§ Challenge:
Write out the full set of records below exactly.

#### Input data

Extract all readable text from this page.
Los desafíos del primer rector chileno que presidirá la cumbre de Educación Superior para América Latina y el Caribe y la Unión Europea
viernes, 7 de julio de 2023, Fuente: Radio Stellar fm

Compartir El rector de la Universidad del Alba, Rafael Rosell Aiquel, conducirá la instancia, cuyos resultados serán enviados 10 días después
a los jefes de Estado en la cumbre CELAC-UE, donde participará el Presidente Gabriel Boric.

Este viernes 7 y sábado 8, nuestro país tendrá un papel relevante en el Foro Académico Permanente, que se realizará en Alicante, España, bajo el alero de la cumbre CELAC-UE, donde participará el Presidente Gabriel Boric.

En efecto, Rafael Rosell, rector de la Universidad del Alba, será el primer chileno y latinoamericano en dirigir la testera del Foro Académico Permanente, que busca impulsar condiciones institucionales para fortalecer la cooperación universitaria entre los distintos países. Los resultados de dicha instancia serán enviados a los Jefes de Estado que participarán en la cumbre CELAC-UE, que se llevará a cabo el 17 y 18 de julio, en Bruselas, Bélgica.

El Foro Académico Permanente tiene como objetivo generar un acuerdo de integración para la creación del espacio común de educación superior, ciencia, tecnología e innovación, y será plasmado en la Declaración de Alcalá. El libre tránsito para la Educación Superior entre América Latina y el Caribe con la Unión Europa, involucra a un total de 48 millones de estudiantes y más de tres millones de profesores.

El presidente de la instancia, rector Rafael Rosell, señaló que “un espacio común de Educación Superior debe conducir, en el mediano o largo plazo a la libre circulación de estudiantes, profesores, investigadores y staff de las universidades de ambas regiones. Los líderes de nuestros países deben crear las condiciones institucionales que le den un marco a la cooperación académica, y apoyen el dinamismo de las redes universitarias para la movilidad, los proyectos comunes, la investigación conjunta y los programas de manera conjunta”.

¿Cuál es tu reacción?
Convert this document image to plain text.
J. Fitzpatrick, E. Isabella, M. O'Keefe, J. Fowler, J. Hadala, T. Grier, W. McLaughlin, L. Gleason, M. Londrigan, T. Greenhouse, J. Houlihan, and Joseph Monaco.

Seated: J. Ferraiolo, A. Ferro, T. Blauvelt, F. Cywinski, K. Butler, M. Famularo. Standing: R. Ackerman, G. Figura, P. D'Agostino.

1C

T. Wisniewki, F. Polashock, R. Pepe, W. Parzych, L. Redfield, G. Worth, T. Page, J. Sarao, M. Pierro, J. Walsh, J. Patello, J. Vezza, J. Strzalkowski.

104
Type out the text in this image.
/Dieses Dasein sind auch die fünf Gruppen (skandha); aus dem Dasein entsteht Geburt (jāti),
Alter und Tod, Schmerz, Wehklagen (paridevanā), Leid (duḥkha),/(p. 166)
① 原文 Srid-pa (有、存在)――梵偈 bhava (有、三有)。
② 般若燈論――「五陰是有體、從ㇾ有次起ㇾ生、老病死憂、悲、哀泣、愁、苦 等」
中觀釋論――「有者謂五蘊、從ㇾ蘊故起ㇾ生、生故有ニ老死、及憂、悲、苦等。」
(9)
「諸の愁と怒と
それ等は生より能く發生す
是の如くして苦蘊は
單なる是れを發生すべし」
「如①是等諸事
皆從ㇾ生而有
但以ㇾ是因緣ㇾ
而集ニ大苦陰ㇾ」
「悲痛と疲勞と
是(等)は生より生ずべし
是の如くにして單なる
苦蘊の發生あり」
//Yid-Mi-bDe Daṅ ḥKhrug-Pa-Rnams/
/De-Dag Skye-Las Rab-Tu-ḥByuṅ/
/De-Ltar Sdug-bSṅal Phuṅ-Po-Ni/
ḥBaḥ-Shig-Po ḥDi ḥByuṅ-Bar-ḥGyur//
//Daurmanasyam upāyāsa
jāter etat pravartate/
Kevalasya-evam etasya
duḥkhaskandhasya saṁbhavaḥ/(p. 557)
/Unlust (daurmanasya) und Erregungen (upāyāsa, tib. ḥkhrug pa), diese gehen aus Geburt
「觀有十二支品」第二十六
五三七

########

§ Final result:
Extract all readable text from this page.
Los desafíos del primer rector chileno que presidirá la cumbre de Educación Superior para América Latina y el Caribe y la Unión Europea
viernes, 7 de julio de 2023, Fuente: Radio Stellar fm

Compartir El rector de la Universidad del Alba, Rafael Rosell Aiquel, conducirá la instancia, cuyos resultados serán enviados 10 días después
a los jefes de Estado en la cumbre CELAC-UE, donde participará el Presidente Gabriel Boric.

Este viernes 7 y sábado 8, nuestro país tendrá un papel relevante en el Foro Académico Permanente, que se realizará en Alicante, España, bajo el alero de la cumbre CELAC-UE, donde participará el Presidente Gabriel Boric.

En efecto, Rafael Rosell, rector de la Universidad del Alba, será el primer chileno y latinoamericano en dirigir la testera del Foro Académico Permanente, que busca impulsar condiciones institucionales para fortalecer la cooperación universitaria entre los distintos países. Los resultados de dicha instancia serán enviados a los Jefes de Estado que participarán en la cumbre CELAC-UE, que se llevará a cabo el 17 y 18 de julio, en Bruselas, Bélgica.

El Foro Académico Permanente tiene como objetivo generar un acuerdo de integración para la creación del espacio común de educación superior, ciencia, tecnología e innovación, y será plasmado en la Declaración de Alcalá. El libre tránsito para la Educación Superior entre América Latina y el Caribe con la Unión Europa, involucra a un total de 48 millones de estudiantes y más de tres millones de profesores.

El presidente de la instancia, rector Rafael Rosell, señaló que “un espacio común de Educación Superior debe conducir, en el mediano o largo plazo a la libre circulación de estudiantes, profesores, investigadores y staff de las universidades de ambas regiones. Los líderes de nuestros países deben crear las condiciones institucionales que le den un marco a la cooperación académica, y apoyen el dinamismo de las redes universitarias para la movilidad, los proyectos comunes, la investigación conjunta y los programas de manera conjunta”.

¿Cuál es tu reacción?
Convert this document image to plain text.
J. Fitzpatrick, E. Isabella, M. O'Keefe, J. Fowler, J. Hadala, T. Grier, W. McLaughlin, L. Gleason, M. Londrigan, T. Greenhouse, J. Houlihan, and Joseph Monaco.

Seated: J. Ferraiolo, A. Ferro, T. Blauvelt, F. Cywinski, K. Butler, M. Famularo. Standing: R. Ackerman, G. Figura, P. D'Agostino.

1C

T. Wisniewki, F. Polashock, R. Pepe, W. Parzych, L. Redfield, G. Worth, T. Page, J. Sarao, M. Pierro, J. Walsh, J. Patello, J. Vezza, J. Strzalkowski.

104
Type out the text in this image.
/Dieses Dasein sind auch die fünf Gruppen (skandha); aus dem Dasein entsteht Geburt (jāti),
Alter und Tod, Schmerz, Wehklagen (paridevanā), Leid (duḥkha),/(p. 166)
① 原文 Srid-pa (有、存在)――梵偈 bhava (有、三有)。
② 般若燈論――「五陰是有體、從ㇾ有次起ㇾ生、老病死憂、悲、哀泣、愁、苦 等」
中觀釋論――「有者謂五蘊、從ㇾ蘊故起ㇾ生、生故有ニ老死、及憂、悲、苦等。」
(9)
「諸の愁と怒と
それ等は生より能く發生す
是の如くして苦蘊は
單なる是れを發生すべし」
「如①是等諸事
皆從ㇾ生而有
但以ㇾ是因緣ㇾ
而集ニ大苦陰ㇾ」
「悲痛と疲勞と
是(等)は生より生ずべし
是の如くにして單なる
苦蘊の發生あり」
//Yid-Mi-bDe Daṅ ḥKhrug-Pa-Rnams/
/De-Dag Skye-Las Rab-Tu-ḥByuṅ/
/De-Ltar Sdug-bSṅal Phuṅ-Po-Ni/
ḥBaḥ-Shig-Po ḥDi ḥByuṅ-Bar-ḥGyur//
//Daurmanasyam upāyāsa
jāter etat pravartate/
Kevalasya-evam etasya
duḥkhaskandhasya saṁbhavaḥ/(p. 557)
/Unlust (daurmanasya) und Erregungen (upāyāsa, tib. ḥkhrug pa), diese gehen aus Geburt
「觀有十二支品」第二十六
五三七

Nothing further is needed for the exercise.